Work to do:
Find the lines containing the word "stars" and copy every one of them.

Data rows:
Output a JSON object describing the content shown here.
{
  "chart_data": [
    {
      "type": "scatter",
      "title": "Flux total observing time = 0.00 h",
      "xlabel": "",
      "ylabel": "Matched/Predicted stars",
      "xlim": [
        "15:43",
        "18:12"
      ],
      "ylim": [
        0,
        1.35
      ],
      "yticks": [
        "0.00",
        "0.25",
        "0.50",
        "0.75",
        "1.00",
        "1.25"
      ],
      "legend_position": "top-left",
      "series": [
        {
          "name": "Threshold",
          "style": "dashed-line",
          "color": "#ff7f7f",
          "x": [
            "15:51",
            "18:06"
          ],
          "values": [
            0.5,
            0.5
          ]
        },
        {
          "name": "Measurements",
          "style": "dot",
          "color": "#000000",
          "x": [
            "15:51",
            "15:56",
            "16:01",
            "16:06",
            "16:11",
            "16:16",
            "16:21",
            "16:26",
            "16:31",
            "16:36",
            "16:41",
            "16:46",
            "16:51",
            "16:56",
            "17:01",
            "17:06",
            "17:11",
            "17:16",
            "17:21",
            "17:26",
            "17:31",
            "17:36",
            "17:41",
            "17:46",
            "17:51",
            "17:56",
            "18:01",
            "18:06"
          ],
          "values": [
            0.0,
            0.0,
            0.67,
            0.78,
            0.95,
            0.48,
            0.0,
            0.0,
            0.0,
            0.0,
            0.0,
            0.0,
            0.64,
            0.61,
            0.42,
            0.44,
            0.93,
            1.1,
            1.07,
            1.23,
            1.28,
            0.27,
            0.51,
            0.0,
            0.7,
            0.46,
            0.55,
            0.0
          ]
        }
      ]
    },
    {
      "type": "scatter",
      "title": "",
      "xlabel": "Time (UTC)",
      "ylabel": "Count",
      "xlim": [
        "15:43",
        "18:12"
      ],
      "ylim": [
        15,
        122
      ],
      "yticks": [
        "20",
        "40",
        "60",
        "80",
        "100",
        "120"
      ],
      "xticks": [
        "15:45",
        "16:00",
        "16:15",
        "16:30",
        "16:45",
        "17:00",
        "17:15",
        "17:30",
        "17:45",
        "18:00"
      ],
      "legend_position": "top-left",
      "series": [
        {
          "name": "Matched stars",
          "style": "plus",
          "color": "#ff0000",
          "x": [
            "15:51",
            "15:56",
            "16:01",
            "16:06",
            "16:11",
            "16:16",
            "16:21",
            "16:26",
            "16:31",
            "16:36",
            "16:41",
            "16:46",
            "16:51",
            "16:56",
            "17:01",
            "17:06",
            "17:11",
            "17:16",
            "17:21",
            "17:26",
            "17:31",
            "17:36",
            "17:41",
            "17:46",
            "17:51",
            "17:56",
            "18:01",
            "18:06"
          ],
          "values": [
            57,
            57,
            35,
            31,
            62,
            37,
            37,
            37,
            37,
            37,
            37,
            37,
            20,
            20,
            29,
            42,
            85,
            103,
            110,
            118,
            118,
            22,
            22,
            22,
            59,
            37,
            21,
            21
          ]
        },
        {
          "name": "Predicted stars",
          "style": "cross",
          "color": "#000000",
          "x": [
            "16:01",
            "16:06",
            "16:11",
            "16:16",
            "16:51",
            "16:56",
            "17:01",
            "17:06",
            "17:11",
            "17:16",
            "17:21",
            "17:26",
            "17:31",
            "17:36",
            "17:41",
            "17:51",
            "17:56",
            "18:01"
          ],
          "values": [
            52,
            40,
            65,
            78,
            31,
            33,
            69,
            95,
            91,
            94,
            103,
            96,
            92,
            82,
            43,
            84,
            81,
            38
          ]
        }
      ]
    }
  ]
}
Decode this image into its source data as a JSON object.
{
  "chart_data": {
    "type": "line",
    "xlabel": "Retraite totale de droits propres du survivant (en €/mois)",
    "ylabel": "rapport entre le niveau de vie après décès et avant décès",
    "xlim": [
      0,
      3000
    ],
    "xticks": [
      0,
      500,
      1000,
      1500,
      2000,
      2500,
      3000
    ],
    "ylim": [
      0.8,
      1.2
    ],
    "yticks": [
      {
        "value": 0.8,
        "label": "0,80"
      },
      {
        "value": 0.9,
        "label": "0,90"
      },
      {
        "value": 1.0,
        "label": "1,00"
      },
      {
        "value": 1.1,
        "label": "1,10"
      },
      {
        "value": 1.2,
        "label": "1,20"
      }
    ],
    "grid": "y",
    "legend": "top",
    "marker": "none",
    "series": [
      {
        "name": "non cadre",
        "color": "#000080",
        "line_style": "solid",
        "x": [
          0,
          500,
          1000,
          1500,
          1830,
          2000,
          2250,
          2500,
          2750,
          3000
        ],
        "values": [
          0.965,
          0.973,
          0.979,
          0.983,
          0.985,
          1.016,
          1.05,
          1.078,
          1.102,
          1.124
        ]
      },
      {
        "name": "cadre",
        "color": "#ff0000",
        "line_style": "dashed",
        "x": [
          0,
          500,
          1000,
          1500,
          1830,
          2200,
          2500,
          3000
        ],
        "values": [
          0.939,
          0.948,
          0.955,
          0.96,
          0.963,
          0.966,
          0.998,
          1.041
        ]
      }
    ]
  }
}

Task output:
      "ylabel": "Matched/Predicted stars",
          "name": "Matched stars",
          "name": "Predicted stars",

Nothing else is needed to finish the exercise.